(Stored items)

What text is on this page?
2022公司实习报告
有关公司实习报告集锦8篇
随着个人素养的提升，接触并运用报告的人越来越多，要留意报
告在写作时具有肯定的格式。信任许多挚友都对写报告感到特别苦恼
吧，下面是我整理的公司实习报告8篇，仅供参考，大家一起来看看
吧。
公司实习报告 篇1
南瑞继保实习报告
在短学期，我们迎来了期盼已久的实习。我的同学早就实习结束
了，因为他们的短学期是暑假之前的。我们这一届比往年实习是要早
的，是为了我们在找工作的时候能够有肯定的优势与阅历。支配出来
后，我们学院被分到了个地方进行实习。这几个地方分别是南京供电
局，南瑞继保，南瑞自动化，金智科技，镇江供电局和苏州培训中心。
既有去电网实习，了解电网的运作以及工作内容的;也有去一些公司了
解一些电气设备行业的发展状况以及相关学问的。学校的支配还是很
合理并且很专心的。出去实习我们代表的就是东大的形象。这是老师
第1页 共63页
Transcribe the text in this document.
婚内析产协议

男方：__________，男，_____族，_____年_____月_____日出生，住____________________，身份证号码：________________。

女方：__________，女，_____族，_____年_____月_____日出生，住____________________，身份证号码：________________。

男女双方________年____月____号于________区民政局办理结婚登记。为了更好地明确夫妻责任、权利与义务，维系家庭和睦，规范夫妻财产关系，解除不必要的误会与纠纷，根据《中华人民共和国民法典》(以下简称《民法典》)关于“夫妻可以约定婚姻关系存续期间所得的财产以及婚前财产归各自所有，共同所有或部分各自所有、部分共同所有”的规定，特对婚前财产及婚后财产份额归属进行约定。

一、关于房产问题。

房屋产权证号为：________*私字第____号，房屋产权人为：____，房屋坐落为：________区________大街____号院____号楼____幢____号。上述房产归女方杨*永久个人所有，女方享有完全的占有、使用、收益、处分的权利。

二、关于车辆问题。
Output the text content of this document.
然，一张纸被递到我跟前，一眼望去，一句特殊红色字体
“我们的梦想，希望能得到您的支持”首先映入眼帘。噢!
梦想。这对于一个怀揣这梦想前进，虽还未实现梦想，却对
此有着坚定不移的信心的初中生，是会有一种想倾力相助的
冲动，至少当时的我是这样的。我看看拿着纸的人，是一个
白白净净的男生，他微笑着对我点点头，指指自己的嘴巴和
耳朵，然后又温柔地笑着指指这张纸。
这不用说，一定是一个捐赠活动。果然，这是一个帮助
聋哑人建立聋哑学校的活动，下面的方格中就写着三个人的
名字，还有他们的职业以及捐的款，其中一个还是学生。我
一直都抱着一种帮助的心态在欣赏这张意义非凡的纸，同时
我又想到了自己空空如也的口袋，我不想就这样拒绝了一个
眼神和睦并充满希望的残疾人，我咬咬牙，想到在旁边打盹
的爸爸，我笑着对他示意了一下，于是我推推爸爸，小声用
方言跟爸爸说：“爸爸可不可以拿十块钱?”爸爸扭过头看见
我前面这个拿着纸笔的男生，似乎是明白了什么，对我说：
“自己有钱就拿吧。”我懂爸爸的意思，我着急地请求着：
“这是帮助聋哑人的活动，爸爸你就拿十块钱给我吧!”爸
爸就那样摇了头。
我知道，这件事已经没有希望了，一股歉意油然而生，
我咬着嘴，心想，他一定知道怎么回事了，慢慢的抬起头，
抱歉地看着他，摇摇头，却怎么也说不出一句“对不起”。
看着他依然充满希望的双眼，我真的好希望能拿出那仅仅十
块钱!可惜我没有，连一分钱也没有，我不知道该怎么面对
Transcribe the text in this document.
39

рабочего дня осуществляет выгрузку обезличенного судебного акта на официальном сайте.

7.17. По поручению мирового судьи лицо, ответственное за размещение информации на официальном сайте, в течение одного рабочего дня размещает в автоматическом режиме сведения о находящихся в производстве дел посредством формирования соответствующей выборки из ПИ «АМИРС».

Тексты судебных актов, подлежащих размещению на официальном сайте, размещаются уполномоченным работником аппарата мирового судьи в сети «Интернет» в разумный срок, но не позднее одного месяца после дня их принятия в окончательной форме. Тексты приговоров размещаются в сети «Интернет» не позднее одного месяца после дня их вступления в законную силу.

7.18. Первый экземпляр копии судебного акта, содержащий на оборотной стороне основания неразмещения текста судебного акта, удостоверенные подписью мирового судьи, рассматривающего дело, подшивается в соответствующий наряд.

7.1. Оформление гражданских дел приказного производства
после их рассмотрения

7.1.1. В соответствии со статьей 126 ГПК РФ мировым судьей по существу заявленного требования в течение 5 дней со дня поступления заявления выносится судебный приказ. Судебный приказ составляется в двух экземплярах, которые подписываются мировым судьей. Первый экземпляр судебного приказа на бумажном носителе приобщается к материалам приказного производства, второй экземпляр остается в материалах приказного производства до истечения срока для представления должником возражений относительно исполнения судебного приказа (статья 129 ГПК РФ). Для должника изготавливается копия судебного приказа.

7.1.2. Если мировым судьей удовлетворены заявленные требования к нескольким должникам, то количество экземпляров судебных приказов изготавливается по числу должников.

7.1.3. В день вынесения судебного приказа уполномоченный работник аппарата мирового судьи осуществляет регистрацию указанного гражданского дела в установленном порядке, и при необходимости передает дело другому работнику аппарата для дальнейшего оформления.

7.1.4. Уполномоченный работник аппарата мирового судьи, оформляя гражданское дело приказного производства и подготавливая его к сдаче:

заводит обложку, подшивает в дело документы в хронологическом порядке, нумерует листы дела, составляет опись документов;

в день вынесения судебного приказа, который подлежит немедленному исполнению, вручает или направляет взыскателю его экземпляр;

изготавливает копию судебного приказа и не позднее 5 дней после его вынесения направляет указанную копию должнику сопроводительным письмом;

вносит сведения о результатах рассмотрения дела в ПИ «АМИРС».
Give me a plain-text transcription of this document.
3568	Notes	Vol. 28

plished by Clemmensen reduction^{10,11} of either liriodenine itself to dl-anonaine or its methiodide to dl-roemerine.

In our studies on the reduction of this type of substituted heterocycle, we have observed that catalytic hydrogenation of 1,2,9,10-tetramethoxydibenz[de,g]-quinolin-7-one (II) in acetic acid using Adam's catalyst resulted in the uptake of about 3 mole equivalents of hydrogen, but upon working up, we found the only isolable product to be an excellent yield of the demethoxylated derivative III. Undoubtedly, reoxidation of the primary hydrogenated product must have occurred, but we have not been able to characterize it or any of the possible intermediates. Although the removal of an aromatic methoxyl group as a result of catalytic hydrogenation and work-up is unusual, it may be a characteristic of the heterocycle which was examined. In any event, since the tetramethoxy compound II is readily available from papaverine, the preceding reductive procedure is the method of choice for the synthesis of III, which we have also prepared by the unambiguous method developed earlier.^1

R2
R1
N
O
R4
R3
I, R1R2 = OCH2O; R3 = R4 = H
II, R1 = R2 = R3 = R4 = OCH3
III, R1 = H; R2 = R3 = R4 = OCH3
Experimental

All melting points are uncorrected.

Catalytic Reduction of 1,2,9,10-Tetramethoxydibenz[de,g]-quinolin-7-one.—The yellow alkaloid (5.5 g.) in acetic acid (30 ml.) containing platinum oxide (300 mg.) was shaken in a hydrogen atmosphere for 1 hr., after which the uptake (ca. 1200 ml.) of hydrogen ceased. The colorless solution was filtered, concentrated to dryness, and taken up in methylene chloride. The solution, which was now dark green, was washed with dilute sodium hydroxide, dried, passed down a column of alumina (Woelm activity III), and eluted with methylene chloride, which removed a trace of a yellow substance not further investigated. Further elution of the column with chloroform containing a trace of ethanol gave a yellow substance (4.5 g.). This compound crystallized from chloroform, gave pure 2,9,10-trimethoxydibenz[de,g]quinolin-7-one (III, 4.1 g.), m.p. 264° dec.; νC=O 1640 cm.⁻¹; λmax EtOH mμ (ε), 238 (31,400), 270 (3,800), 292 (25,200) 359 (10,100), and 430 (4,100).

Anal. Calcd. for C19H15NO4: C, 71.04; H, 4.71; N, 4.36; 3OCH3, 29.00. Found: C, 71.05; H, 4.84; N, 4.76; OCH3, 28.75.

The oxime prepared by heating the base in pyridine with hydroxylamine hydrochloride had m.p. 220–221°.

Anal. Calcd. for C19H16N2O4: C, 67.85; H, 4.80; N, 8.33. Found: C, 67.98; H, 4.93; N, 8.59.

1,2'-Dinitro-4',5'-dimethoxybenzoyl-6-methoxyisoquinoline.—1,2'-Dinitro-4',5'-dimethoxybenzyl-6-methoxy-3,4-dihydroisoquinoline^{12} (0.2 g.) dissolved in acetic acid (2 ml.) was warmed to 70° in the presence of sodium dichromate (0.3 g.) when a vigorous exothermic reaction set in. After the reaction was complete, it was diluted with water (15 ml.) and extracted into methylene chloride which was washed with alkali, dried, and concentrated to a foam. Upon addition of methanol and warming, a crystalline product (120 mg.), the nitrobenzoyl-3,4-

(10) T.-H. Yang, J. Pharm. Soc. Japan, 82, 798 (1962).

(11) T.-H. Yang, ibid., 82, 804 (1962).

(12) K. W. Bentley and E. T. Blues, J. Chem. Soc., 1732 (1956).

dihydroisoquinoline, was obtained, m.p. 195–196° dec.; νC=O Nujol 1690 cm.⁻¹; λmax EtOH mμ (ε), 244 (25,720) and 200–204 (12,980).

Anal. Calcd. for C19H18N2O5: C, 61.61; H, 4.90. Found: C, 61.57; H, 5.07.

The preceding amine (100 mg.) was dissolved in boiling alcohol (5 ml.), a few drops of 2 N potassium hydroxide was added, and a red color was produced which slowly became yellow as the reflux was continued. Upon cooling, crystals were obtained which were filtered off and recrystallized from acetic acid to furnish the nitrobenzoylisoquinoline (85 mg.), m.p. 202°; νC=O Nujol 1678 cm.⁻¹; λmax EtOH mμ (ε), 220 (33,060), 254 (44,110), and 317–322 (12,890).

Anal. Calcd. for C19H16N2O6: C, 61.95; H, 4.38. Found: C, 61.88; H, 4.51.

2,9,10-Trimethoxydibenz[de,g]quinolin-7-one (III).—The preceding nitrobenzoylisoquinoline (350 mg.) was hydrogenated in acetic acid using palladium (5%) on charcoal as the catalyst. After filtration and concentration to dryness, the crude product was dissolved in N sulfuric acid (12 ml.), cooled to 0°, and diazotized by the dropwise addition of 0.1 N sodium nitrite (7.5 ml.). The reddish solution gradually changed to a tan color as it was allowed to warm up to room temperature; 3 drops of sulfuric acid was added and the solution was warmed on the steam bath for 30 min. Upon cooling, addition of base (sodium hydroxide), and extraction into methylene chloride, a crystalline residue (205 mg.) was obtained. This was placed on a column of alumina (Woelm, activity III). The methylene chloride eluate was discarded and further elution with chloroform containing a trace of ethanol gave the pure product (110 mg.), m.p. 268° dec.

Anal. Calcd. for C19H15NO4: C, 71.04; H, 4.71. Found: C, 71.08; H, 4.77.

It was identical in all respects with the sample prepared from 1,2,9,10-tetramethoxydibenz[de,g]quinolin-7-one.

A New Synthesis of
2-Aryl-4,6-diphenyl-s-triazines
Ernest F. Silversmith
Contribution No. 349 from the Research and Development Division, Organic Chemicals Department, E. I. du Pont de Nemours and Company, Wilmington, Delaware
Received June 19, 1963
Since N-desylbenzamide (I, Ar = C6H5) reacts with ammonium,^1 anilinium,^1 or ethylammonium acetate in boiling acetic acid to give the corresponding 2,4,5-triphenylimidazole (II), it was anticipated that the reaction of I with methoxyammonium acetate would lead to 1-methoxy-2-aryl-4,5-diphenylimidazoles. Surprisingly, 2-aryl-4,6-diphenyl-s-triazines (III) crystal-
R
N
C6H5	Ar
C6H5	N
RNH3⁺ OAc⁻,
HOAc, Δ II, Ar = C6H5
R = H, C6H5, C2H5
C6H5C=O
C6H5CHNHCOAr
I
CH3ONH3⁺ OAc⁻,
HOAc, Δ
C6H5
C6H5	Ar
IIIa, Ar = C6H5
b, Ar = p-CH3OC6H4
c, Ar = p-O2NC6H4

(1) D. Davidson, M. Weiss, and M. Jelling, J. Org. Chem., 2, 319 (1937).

- [Do this]
Spot every line that holds "производства" and copy it.

- [Solved exercise]
7.1. Оформление гражданских дел приказного производства
7.1.1. В соответствии со статьей 126 ГПК РФ мировым судьей по существу заявленного требования в течение 5 дней со дня поступления заявления выносится судебный приказ. Судебный приказ составляется в двух экземплярах, которые подписываются мировым судьей. Первый экземпляр судебного приказа на бумажном носителе приобщается к материалам приказного производства, второй экземпляр остается в материалах приказного производства до истечения срока для представления должником возражений относительно исполнения судебного приказа (статья 129 ГПК РФ). Для должника изготавливается копия судебного приказа.
7.1.4. Уполномоченный работник аппарата мирового судьи, оформляя гражданское дело приказного производства и подготавливая его к сдаче:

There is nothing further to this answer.